(Instructions to follow): Below are the records; locate each line with the word "this" and copy it.
======== Provided data ========
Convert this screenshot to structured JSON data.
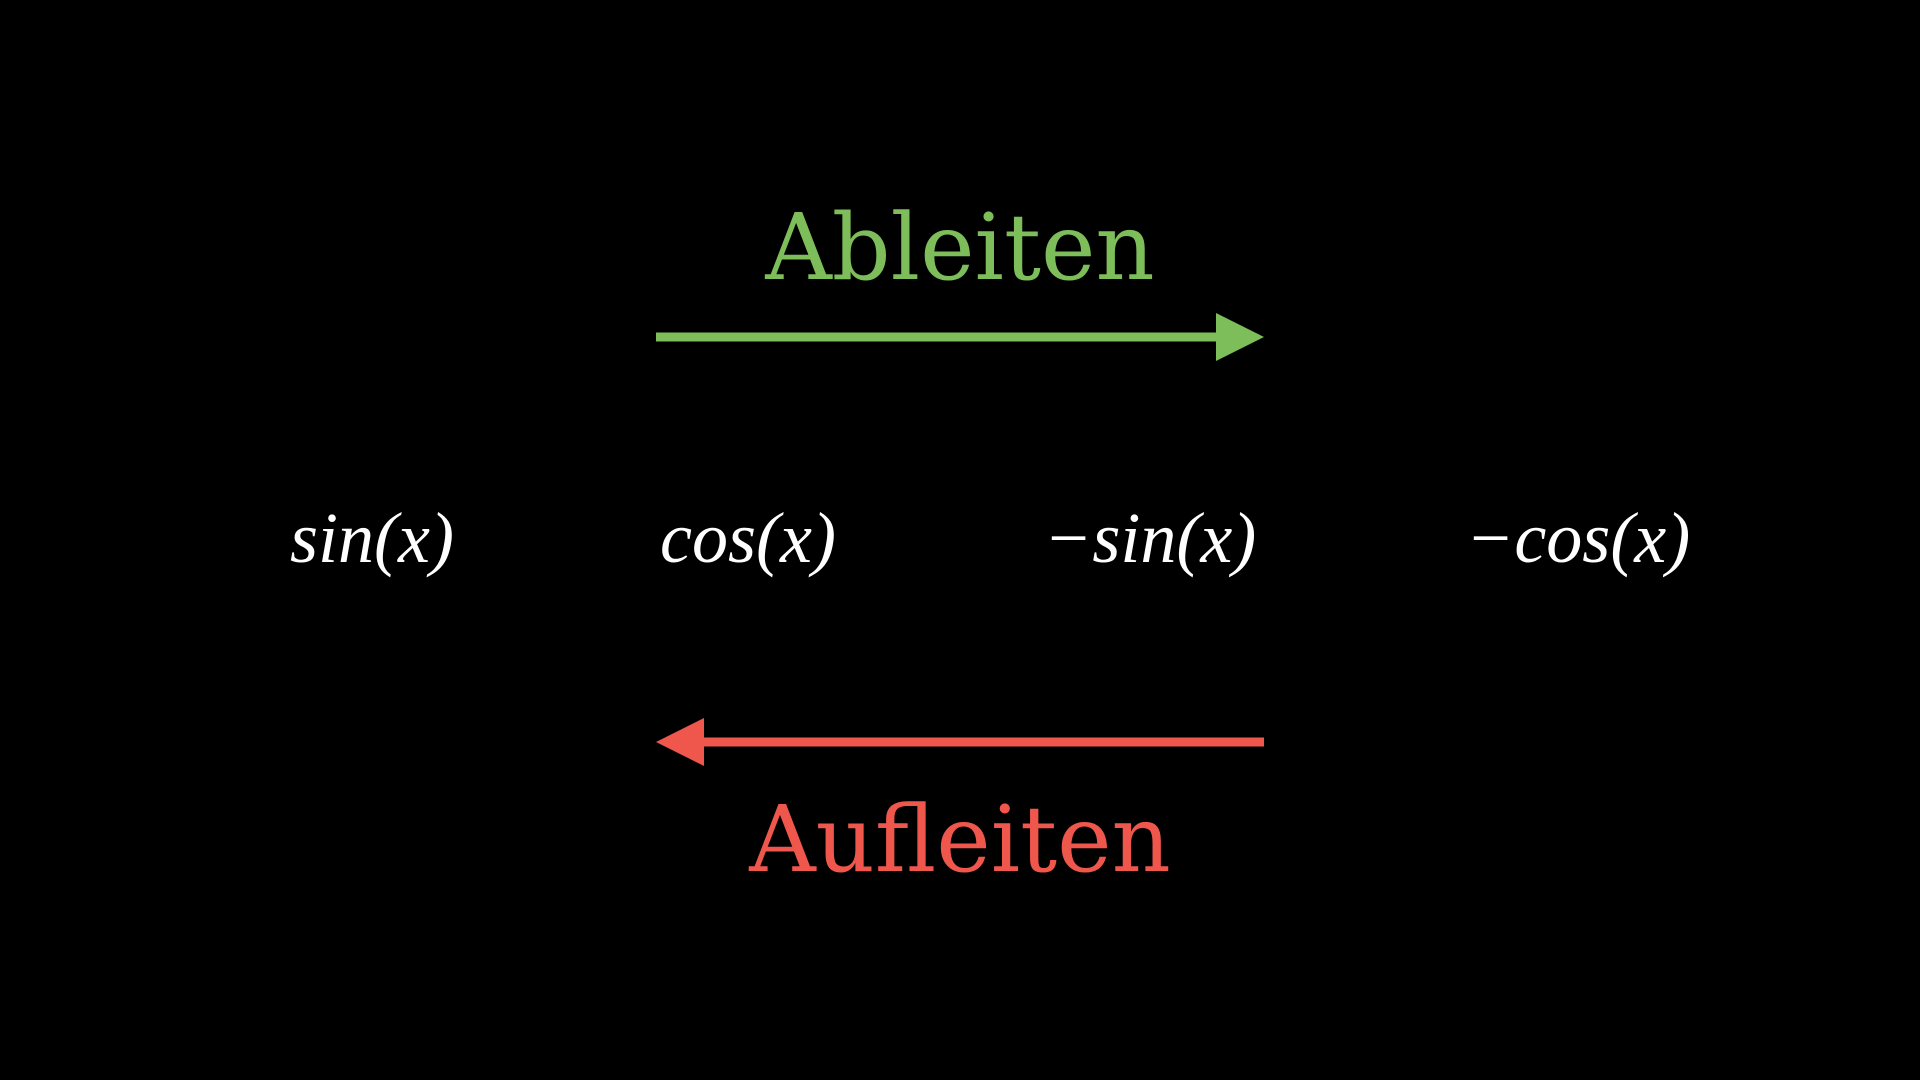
{
  "colors": {
    "background": "#000000",
    "derive": "#7dbd5a",
    "integrate": "#f0574c",
    "text": "#ffffff"
  },
  "derive": {
    "label": "Ableiten",
    "direction": "right"
  },
  "integrate": {
    "label": "Aufleiten",
    "direction": "left"
  },
  "functions": [
    "sin(x)",
    "cos(x)",
    "−sin(x)",
    "−cos(x)"
  ]
}
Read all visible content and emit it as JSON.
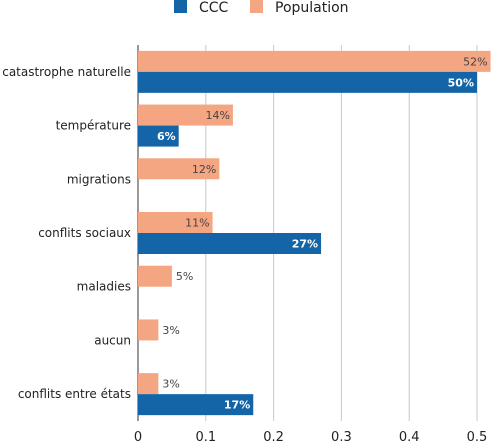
{
  "chart_data": {
    "type": "bar",
    "orientation": "horizontal",
    "categories": [
      "catastrophe naturelle",
      "température",
      "migrations",
      "conflits sociaux",
      "maladies",
      "aucun",
      "conflits entre états"
    ],
    "series": [
      {
        "name": "CCC",
        "color": "#1464a8",
        "values": [
          0.5,
          0.06,
          null,
          0.27,
          null,
          null,
          0.17
        ],
        "labels": [
          "50%",
          "6%",
          "",
          "27%",
          "",
          "",
          "17%"
        ]
      },
      {
        "name": "Population",
        "color": "#f4a582",
        "values": [
          0.52,
          0.14,
          0.12,
          0.11,
          0.05,
          0.03,
          0.03
        ],
        "labels": [
          "52%",
          "14%",
          "12%",
          "11%",
          "5%",
          "3%",
          "3%"
        ]
      }
    ],
    "xlim": [
      0,
      0.5
    ],
    "xticks": [
      "0",
      "0.1",
      "0.2",
      "0.3",
      "0.4",
      "0.5"
    ],
    "xtick_values": [
      0,
      0.1,
      0.2,
      0.3,
      0.4,
      0.5
    ],
    "grid": true,
    "legend": "top-center",
    "title": "",
    "xlabel": "",
    "ylabel": ""
  }
}
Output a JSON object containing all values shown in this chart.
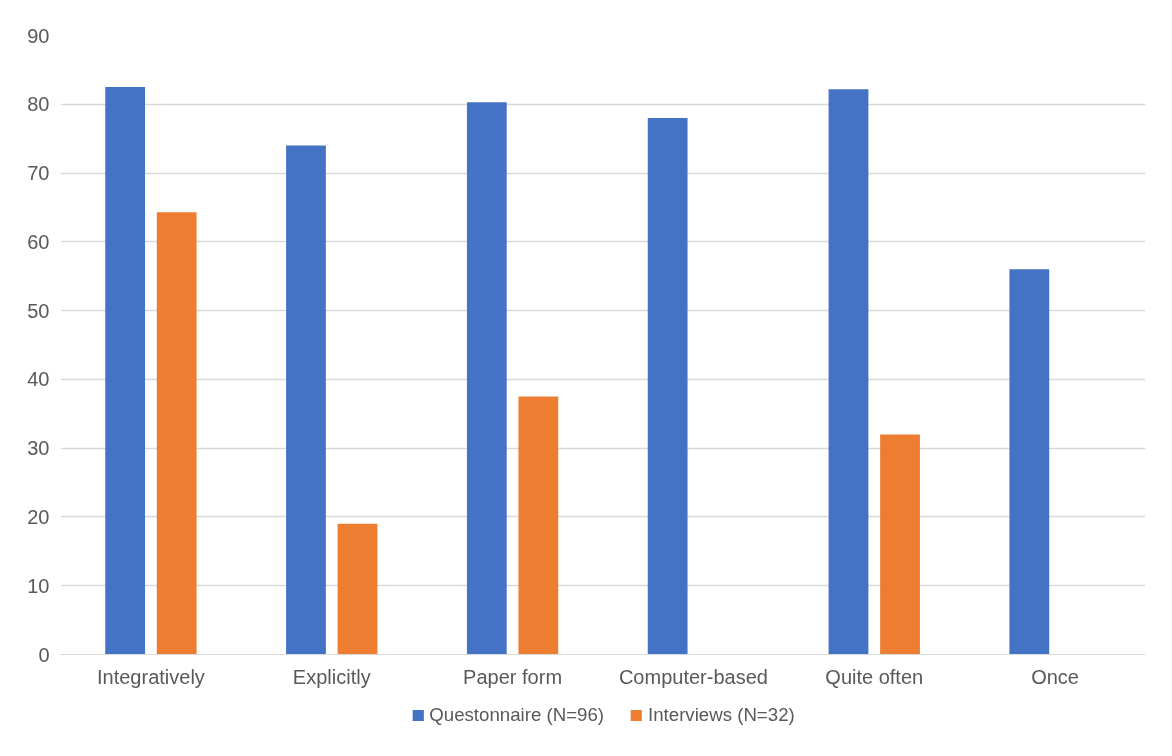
{
  "chart_data": {
    "type": "bar",
    "categories": [
      "Integratively",
      "Explicitly",
      "Paper form",
      "Computer-based",
      "Quite often",
      "Once"
    ],
    "series": [
      {
        "name": "Questonnaire (N=96)",
        "color": "#4472c4",
        "values": [
          82.5,
          74,
          80.3,
          78,
          82.2,
          56
        ]
      },
      {
        "name": "Interviews (N=32)",
        "color": "#ed7d31",
        "values": [
          64.3,
          19,
          37.5,
          0,
          32,
          0
        ]
      }
    ],
    "ylim": [
      0,
      90
    ],
    "yticks": [
      0,
      10,
      20,
      30,
      40,
      50,
      60,
      70,
      80,
      90
    ],
    "grid": "y",
    "legend": "bottom"
  }
}
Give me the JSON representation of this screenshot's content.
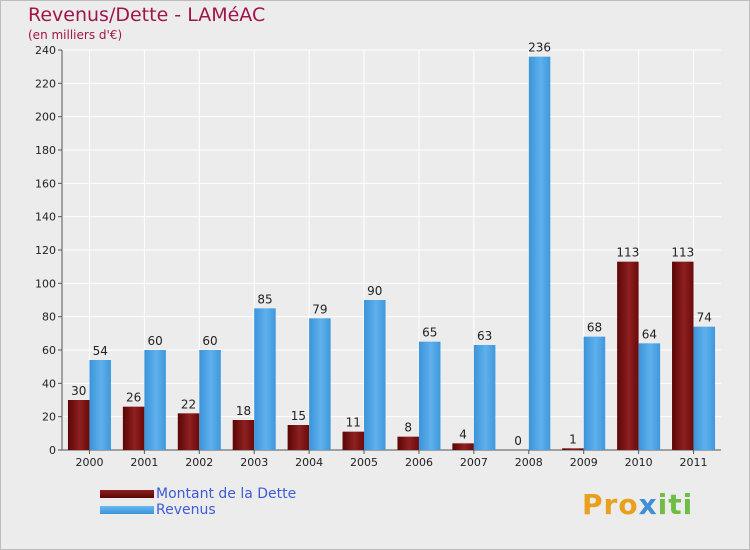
{
  "header": {
    "title": "Revenus/Dette - LAMéAC",
    "subtitle": "(en milliers d'€)"
  },
  "legend": {
    "items": [
      {
        "label": "Montant de la Dette",
        "color": "#6b0a0a"
      },
      {
        "label": "Revenus",
        "color": "#4aa3e3"
      }
    ]
  },
  "logo": {
    "part1": "Pro",
    "part2": "x",
    "part3": "iti"
  },
  "chart_data": {
    "type": "bar",
    "title": "Revenus/Dette - LAMéAC",
    "ylabel": "(en milliers d'€)",
    "categories": [
      "2000",
      "2001",
      "2002",
      "2003",
      "2004",
      "2005",
      "2006",
      "2007",
      "2008",
      "2009",
      "2010",
      "2011"
    ],
    "series": [
      {
        "name": "Montant de la Dette",
        "color": "#6b0a0a",
        "values": [
          30,
          26,
          22,
          18,
          15,
          11,
          8,
          4,
          0,
          1,
          113,
          113
        ]
      },
      {
        "name": "Revenus",
        "color": "#4aa3e3",
        "values": [
          54,
          60,
          60,
          85,
          79,
          90,
          65,
          63,
          236,
          68,
          64,
          74
        ]
      }
    ],
    "ylim": [
      0,
      240
    ],
    "yticks": [
      0,
      20,
      40,
      60,
      80,
      100,
      120,
      140,
      160,
      180,
      200,
      220,
      240
    ],
    "grid": true
  }
}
========
(Finished exercise):
Convert this screenshot to structured JSON data.
Output a JSON object containing all values shown in this chart.
Give me the JSON representation of this screenshot's content.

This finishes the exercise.